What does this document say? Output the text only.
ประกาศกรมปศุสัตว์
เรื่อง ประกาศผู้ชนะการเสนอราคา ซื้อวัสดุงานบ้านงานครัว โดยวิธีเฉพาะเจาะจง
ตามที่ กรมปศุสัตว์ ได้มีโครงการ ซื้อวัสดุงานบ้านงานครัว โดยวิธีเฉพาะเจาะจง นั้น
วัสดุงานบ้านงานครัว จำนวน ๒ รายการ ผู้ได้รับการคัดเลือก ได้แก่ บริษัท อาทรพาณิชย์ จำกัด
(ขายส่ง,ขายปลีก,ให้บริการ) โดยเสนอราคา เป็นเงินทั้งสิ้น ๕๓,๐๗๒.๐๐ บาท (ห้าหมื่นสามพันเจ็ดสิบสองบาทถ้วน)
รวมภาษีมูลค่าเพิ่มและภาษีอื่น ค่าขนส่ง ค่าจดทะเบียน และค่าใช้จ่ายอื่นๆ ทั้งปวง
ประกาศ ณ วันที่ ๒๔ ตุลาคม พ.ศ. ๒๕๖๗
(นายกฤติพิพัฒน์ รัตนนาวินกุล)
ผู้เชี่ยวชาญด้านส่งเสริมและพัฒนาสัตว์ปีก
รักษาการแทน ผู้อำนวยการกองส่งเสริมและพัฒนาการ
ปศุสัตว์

### WHAT YOU HAVE TO DO
Quote every line of the data, word for word.

### ANSWER TO THE EXERCISE
What does this document say? Output the text only.
ประกาศกรมปศุสัตว์
เรื่อง ประกาศผู้ชนะการเสนอราคา ซื้อวัสดุงานบ้านงานครัว โดยวิธีเฉพาะเจาะจง
ตามที่ กรมปศุสัตว์ ได้มีโครงการ ซื้อวัสดุงานบ้านงานครัว โดยวิธีเฉพาะเจาะจง นั้น
วัสดุงานบ้านงานครัว จำนวน ๒ รายการ ผู้ได้รับการคัดเลือก ได้แก่ บริษัท อาทรพาณิชย์ จำกัด
(ขายส่ง,ขายปลีก,ให้บริการ) โดยเสนอราคา เป็นเงินทั้งสิ้น ๕๓,๐๗๒.๐๐ บาท (ห้าหมื่นสามพันเจ็ดสิบสองบาทถ้วน)
รวมภาษีมูลค่าเพิ่มและภาษีอื่น ค่าขนส่ง ค่าจดทะเบียน และค่าใช้จ่ายอื่นๆ ทั้งปวง
ประกาศ ณ วันที่ ๒๔ ตุลาคม พ.ศ. ๒๕๖๗
(นายกฤติพิพัฒน์ รัตนนาวินกุล)
ผู้เชี่ยวชาญด้านส่งเสริมและพัฒนาสัตว์ปีก
รักษาการแทน ผู้อำนวยการกองส่งเสริมและพัฒนาการ
ปศุสัตว์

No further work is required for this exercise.